■ **TASK OBJECTIVE**
Find the lines containing "Music" and say how many there are, with no other words.
────────────────
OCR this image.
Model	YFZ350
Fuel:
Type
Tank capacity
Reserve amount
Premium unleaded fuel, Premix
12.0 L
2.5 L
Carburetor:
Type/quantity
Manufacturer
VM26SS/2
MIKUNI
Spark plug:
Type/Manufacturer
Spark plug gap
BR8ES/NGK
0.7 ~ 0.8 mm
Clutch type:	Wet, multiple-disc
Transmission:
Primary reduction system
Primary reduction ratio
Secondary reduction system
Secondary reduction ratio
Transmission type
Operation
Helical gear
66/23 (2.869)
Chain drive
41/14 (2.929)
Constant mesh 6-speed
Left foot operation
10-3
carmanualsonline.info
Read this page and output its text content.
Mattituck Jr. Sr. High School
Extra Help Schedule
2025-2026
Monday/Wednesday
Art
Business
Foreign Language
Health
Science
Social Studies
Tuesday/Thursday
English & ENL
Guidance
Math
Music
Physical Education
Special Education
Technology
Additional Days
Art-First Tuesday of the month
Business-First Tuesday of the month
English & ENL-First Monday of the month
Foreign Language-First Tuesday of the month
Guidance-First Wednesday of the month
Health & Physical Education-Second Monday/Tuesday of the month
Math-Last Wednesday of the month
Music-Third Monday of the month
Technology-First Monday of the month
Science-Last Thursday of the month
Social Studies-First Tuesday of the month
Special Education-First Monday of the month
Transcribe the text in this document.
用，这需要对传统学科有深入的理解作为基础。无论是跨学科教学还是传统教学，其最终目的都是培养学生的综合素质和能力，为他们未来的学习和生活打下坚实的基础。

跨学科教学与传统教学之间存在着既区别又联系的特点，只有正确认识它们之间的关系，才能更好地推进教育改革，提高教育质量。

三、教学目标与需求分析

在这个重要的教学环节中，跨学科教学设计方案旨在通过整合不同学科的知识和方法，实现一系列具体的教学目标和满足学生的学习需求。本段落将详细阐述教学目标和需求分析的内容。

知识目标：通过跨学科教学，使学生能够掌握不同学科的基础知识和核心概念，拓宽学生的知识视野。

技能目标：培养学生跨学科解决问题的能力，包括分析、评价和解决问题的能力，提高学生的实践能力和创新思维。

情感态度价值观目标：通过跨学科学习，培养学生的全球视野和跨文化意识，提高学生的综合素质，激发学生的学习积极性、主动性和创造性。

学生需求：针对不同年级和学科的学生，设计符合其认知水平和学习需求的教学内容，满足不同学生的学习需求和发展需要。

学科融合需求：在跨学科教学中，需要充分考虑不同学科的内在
────────────────
■ **CORRECT RESPONSE**
2